+++ DATA TO PROCESS

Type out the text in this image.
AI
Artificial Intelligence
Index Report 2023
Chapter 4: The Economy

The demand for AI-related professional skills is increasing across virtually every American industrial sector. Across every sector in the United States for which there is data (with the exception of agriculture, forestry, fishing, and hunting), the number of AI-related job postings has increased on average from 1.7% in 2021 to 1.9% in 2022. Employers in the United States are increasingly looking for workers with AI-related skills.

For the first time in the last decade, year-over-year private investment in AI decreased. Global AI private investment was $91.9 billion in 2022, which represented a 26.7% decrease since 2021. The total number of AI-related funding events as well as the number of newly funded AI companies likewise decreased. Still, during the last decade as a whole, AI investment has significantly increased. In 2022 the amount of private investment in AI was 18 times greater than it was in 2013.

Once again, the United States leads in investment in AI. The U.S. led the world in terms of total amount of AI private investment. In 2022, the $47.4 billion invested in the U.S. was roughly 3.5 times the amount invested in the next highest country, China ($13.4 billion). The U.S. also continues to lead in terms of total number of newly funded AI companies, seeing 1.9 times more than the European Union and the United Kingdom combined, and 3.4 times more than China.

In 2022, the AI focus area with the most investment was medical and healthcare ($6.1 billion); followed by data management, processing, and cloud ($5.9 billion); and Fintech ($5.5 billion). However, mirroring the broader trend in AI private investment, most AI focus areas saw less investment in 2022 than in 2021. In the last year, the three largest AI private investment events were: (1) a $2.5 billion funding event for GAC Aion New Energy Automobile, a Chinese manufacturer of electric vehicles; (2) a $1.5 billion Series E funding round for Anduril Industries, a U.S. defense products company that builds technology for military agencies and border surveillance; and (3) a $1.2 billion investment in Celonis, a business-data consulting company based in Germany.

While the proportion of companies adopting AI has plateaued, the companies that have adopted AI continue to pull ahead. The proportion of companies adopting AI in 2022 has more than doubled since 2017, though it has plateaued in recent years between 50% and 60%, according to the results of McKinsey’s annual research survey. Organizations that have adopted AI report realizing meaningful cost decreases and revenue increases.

++++++

**TASK:** Copy out every line of the data above, exactly as given.

**SOLUTION TO THIS EXERCISE:**
Type out the text in this image.
AI
Artificial Intelligence
Index Report 2023
Chapter 4: The Economy

The demand for AI-related professional skills is increasing across virtually every American industrial sector. Across every sector in the United States for which there is data (with the exception of agriculture, forestry, fishing, and hunting), the number of AI-related job postings has increased on average from 1.7% in 2021 to 1.9% in 2022. Employers in the United States are increasingly looking for workers with AI-related skills.

For the first time in the last decade, year-over-year private investment in AI decreased. Global AI private investment was $91.9 billion in 2022, which represented a 26.7% decrease since 2021. The total number of AI-related funding events as well as the number of newly funded AI companies likewise decreased. Still, during the last decade as a whole, AI investment has significantly increased. In 2022 the amount of private investment in AI was 18 times greater than it was in 2013.

Once again, the United States leads in investment in AI. The U.S. led the world in terms of total amount of AI private investment. In 2022, the $47.4 billion invested in the U.S. was roughly 3.5 times the amount invested in the next highest country, China ($13.4 billion). The U.S. also continues to lead in terms of total number of newly funded AI companies, seeing 1.9 times more than the European Union and the United Kingdom combined, and 3.4 times more than China.

In 2022, the AI focus area with the most investment was medical and healthcare ($6.1 billion); followed by data management, processing, and cloud ($5.9 billion); and Fintech ($5.5 billion). However, mirroring the broader trend in AI private investment, most AI focus areas saw less investment in 2022 than in 2021. In the last year, the three largest AI private investment events were: (1) a $2.5 billion funding event for GAC Aion New Energy Automobile, a Chinese manufacturer of electric vehicles; (2) a $1.5 billion Series E funding round for Anduril Industries, a U.S. defense products company that builds technology for military agencies and border surveillance; and (3) a $1.2 billion investment in Celonis, a business-data consulting company based in Germany.

While the proportion of companies adopting AI has plateaued, the companies that have adopted AI continue to pull ahead. The proportion of companies adopting AI in 2022 has more than doubled since 2017, though it has plateaued in recent years between 50% and 60%, according to the results of McKinsey’s annual research survey. Organizations that have adopted AI report realizing meaningful cost decreases and revenue increases.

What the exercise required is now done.